WRITTEN REQUEST: Output all of the entries below precisely as written.

Stored data:

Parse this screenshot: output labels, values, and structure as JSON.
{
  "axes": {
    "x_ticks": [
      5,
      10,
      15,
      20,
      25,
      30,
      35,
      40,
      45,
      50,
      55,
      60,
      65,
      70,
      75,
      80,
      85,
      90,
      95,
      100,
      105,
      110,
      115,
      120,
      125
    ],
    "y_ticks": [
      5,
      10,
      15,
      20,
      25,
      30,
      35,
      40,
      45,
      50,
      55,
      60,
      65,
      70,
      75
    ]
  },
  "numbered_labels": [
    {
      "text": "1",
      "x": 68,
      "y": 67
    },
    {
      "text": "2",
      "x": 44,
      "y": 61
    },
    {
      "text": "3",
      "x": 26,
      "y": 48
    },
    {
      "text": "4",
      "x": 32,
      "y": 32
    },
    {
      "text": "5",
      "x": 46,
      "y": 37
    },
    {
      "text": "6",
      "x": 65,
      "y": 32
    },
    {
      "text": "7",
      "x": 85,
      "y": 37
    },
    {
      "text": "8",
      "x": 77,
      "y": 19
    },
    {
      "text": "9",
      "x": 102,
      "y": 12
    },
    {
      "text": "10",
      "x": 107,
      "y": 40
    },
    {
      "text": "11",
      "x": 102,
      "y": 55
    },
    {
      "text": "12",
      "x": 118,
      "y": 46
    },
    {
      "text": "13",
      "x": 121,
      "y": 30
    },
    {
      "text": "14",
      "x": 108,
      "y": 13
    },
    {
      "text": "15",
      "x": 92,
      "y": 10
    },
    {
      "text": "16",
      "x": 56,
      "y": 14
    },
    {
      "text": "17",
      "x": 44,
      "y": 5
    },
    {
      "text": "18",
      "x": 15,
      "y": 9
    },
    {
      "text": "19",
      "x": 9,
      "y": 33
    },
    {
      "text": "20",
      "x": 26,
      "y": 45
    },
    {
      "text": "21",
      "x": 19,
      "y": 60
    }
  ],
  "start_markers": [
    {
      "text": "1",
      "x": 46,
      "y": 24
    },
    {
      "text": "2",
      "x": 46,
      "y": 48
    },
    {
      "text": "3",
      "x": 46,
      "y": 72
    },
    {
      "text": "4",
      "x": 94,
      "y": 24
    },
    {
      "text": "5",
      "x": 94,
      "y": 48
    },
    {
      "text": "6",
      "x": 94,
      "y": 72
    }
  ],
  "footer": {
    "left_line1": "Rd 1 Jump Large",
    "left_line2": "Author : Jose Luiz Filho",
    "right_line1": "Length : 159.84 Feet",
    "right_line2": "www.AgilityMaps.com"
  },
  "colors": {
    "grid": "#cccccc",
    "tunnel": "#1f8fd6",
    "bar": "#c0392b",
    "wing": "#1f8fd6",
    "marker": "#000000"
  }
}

SOLUTION TO THE EXERCISE:
Parse this screenshot: output labels, values, and structure as JSON.
{
  "axes": {
    "x_ticks": [
      5,
      10,
      15,
      20,
      25,
      30,
      35,
      40,
      45,
      50,
      55,
      60,
      65,
      70,
      75,
      80,
      85,
      90,
      95,
      100,
      105,
      110,
      115,
      120,
      125
    ],
    "y_ticks": [
      5,
      10,
      15,
      20,
      25,
      30,
      35,
      40,
      45,
      50,
      55,
      60,
      65,
      70,
      75
    ]
  },
  "numbered_labels": [
    {
      "text": "1",
      "x": 68,
      "y": 67
    },
    {
      "text": "2",
      "x": 44,
      "y": 61
    },
    {
      "text": "3",
      "x": 26,
      "y": 48
    },
    {
      "text": "4",
      "x": 32,
      "y": 32
    },
    {
      "text": "5",
      "x": 46,
      "y": 37
    },
    {
      "text": "6",
      "x": 65,
      "y": 32
    },
    {
      "text": "7",
      "x": 85,
      "y": 37
    },
    {
      "text": "8",
      "x": 77,
      "y": 19
    },
    {
      "text": "9",
      "x": 102,
      "y": 12
    },
    {
      "text": "10",
      "x": 107,
      "y": 40
    },
    {
      "text": "11",
      "x": 102,
      "y": 55
    },
    {
      "text": "12",
      "x": 118,
      "y": 46
    },
    {
      "text": "13",
      "x": 121,
      "y": 30
    },
    {
      "text": "14",
      "x": 108,
      "y": 13
    },
    {
      "text": "15",
      "x": 92,
      "y": 10
    },
    {
      "text": "16",
      "x": 56,
      "y": 14
    },
    {
      "text": "17",
      "x": 44,
      "y": 5
    },
    {
      "text": "18",
      "x": 15,
      "y": 9
    },
    {
      "text": "19",
      "x": 9,
      "y": 33
    },
    {
      "text": "20",
      "x": 26,
      "y": 45
    },
    {
      "text": "21",
      "x": 19,
      "y": 60
    }
  ],
  "start_markers": [
    {
      "text": "1",
      "x": 46,
      "y": 24
    },
    {
      "text": "2",
      "x": 46,
      "y": 48
    },
    {
      "text": "3",
      "x": 46,
      "y": 72
    },
    {
      "text": "4",
      "x": 94,
      "y": 24
    },
    {
      "text": "5",
      "x": 94,
      "y": 48
    },
    {
      "text": "6",
      "x": 94,
      "y": 72
    }
  ],
  "footer": {
    "left_line1": "Rd 1 Jump Large",
    "left_line2": "Author : Jose Luiz Filho",
    "right_line1": "Length : 159.84 Feet",
    "right_line2": "www.AgilityMaps.com"
  },
  "colors": {
    "grid": "#cccccc",
    "tunnel": "#1f8fd6",
    "bar": "#c0392b",
    "wing": "#1f8fd6",
    "marker": "#000000"
  }
}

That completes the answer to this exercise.